Instruction: Go through the data and copy every line exactly, but not the images.

_ _ _

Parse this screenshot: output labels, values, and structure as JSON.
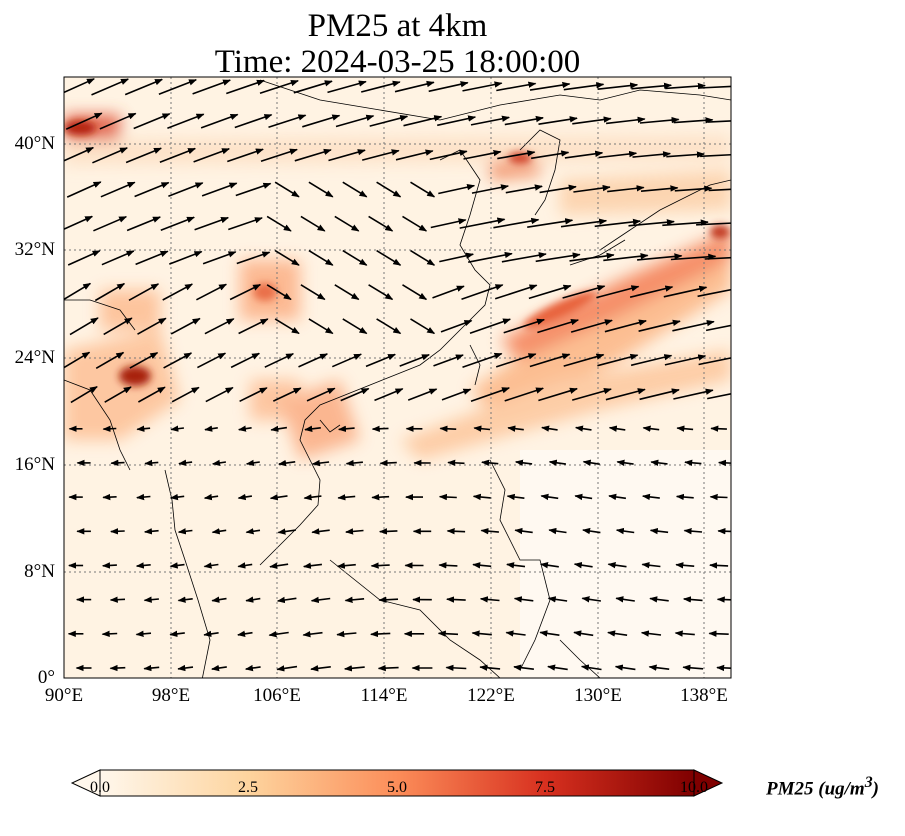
{
  "title_line1": "PM25 at 4km",
  "title_line2": "Time: 2024-03-25 18:00:00",
  "map": {
    "lon_range": [
      90,
      140
    ],
    "lat_range": [
      0,
      45
    ],
    "lon_ticks": [
      "90°E",
      "98°E",
      "106°E",
      "114°E",
      "122°E",
      "130°E",
      "138°E"
    ],
    "lat_ticks": [
      "0°",
      "8°N",
      "16°N",
      "24°N",
      "32°N",
      "40°N"
    ],
    "gridlines": true,
    "overlay": "wind vectors (arrows)"
  },
  "colorbar": {
    "label": "PM25 (ug/m",
    "label_sup": "3",
    "label_close": ")",
    "ticks": [
      "0.0",
      "2.5",
      "5.0",
      "7.5",
      "10.0"
    ],
    "range": [
      0,
      10
    ],
    "colormap": "OrRd",
    "extend": "both",
    "colors": [
      "#fff7ec",
      "#fdd49e",
      "#fc8d59",
      "#d7301f",
      "#7f0000"
    ]
  }
}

_ _ _

Answer to the task:
Parse this screenshot: output labels, values, and structure as JSON.
{
  "title_line1": "PM25 at 4km",
  "title_line2": "Time: 2024-03-25 18:00:00",
  "map": {
    "lon_range": [
      90,
      140
    ],
    "lat_range": [
      0,
      45
    ],
    "lon_ticks": [
      "90°E",
      "98°E",
      "106°E",
      "114°E",
      "122°E",
      "130°E",
      "138°E"
    ],
    "lat_ticks": [
      "0°",
      "8°N",
      "16°N",
      "24°N",
      "32°N",
      "40°N"
    ],
    "gridlines": true,
    "overlay": "wind vectors (arrows)"
  },
  "colorbar": {
    "label": "PM25 (ug/m",
    "label_sup": "3",
    "label_close": ")",
    "ticks": [
      "0.0",
      "2.5",
      "5.0",
      "7.5",
      "10.0"
    ],
    "range": [
      0,
      10
    ],
    "colormap": "OrRd",
    "extend": "both",
    "colors": [
      "#fff7ec",
      "#fdd49e",
      "#fc8d59",
      "#d7301f",
      "#7f0000"
    ]
  }
}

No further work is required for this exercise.